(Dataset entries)

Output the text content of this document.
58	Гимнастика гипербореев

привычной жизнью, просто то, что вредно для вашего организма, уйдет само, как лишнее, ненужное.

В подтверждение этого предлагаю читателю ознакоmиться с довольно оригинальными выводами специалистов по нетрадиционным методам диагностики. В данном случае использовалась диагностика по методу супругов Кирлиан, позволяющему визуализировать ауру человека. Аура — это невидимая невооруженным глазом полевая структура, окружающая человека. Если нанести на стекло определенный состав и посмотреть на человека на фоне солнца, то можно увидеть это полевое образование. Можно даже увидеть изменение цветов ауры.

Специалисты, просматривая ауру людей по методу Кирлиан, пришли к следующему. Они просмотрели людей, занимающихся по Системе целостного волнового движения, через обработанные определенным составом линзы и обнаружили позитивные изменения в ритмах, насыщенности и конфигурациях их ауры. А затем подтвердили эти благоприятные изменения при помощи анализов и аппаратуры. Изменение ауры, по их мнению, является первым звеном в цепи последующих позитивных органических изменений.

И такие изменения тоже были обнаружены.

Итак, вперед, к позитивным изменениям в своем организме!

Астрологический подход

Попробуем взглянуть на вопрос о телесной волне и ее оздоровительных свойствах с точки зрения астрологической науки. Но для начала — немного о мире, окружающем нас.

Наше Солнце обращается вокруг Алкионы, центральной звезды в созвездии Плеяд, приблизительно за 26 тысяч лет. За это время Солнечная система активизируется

Instructions to follow:
Reproduce each record exactly, leaving nothing out.

Expected answer:
Output the text content of this document.
58	Гимнастика гипербореев

привычной жизнью, просто то, что вредно для вашего организма, уйдет само, как лишнее, ненужное.

В подтверждение этого предлагаю читателю ознакоmиться с довольно оригинальными выводами специалистов по нетрадиционным методам диагностики. В данном случае использовалась диагностика по методу супругов Кирлиан, позволяющему визуализировать ауру человека. Аура — это невидимая невооруженным глазом полевая структура, окружающая человека. Если нанести на стекло определенный состав и посмотреть на человека на фоне солнца, то можно увидеть это полевое образование. Можно даже увидеть изменение цветов ауры.

Специалисты, просматривая ауру людей по методу Кирлиан, пришли к следующему. Они просмотрели людей, занимающихся по Системе целостного волнового движения, через обработанные определенным составом линзы и обнаружили позитивные изменения в ритмах, насыщенности и конфигурациях их ауры. А затем подтвердили эти благоприятные изменения при помощи анализов и аппаратуры. Изменение ауры, по их мнению, является первым звеном в цепи последующих позитивных органических изменений.

И такие изменения тоже были обнаружены.

Итак, вперед, к позитивным изменениям в своем организме!

Астрологический подход

Попробуем взглянуть на вопрос о телесной волне и ее оздоровительных свойствах с точки зрения астрологической науки. Но для начала — немного о мире, окружающем нас.

Наше Солнце обращается вокруг Алкионы, центральной звезды в созвездии Плеяд, приблизительно за 26 тысяч лет. За это время Солнечная система активизируется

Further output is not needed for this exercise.